■ What you are asked to do
Report the count of lines where the string "で囲んでください" appears, and nothing else.

■ Available data
________________

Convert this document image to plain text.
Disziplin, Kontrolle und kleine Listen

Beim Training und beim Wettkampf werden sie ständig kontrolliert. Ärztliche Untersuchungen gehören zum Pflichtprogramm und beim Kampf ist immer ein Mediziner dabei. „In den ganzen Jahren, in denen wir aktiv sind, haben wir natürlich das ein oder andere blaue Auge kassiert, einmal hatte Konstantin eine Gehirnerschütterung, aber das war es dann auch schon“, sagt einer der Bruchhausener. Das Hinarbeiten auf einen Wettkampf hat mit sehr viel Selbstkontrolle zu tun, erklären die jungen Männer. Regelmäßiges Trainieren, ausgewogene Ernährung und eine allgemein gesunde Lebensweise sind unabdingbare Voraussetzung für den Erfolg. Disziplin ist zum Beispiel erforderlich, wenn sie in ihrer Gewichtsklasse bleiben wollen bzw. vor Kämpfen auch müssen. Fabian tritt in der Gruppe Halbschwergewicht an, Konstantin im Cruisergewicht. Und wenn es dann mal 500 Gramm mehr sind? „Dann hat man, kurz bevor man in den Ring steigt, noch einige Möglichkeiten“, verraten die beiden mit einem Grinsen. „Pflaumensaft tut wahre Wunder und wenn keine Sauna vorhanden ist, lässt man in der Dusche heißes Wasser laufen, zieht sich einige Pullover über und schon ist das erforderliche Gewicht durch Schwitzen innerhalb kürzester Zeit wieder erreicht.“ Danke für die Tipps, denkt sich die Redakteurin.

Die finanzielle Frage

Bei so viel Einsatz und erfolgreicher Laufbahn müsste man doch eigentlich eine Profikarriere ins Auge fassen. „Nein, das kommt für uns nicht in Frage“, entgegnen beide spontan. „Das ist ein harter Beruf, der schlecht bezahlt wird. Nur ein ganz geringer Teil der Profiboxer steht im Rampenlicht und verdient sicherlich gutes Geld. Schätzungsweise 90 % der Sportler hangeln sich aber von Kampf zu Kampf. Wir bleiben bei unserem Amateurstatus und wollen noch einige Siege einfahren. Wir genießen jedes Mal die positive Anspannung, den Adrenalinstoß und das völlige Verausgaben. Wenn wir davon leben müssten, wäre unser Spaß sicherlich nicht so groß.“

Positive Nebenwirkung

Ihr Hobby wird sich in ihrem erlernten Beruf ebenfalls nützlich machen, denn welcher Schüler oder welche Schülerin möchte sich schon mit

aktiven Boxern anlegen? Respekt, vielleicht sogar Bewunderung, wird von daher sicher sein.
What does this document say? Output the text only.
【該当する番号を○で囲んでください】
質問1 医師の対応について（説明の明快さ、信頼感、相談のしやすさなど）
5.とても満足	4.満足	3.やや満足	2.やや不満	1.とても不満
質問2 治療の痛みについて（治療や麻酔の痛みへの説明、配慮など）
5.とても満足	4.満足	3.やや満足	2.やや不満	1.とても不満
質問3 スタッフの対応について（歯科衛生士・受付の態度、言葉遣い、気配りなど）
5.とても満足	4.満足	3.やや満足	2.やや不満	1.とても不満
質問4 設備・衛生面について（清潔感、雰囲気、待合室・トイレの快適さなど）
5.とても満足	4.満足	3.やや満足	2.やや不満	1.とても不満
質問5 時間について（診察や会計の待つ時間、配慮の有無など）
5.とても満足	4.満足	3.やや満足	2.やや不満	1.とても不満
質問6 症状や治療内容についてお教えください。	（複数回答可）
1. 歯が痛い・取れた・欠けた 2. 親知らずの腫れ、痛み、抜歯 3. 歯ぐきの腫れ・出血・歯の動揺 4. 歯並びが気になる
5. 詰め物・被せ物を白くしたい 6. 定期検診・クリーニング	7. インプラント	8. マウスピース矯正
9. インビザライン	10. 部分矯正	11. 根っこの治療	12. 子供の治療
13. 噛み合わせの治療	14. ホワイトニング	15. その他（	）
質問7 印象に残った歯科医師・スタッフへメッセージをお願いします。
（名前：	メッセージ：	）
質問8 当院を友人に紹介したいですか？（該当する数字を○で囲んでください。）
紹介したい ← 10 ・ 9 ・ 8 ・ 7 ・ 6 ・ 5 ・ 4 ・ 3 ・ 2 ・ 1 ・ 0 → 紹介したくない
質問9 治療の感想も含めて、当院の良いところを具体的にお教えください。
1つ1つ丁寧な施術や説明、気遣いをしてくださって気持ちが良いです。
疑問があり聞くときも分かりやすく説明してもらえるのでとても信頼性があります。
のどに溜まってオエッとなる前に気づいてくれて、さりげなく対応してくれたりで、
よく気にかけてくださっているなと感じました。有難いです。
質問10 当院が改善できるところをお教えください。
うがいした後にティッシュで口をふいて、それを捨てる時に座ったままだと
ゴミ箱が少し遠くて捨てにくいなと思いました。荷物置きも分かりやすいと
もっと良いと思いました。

________________

■ Solved problem
2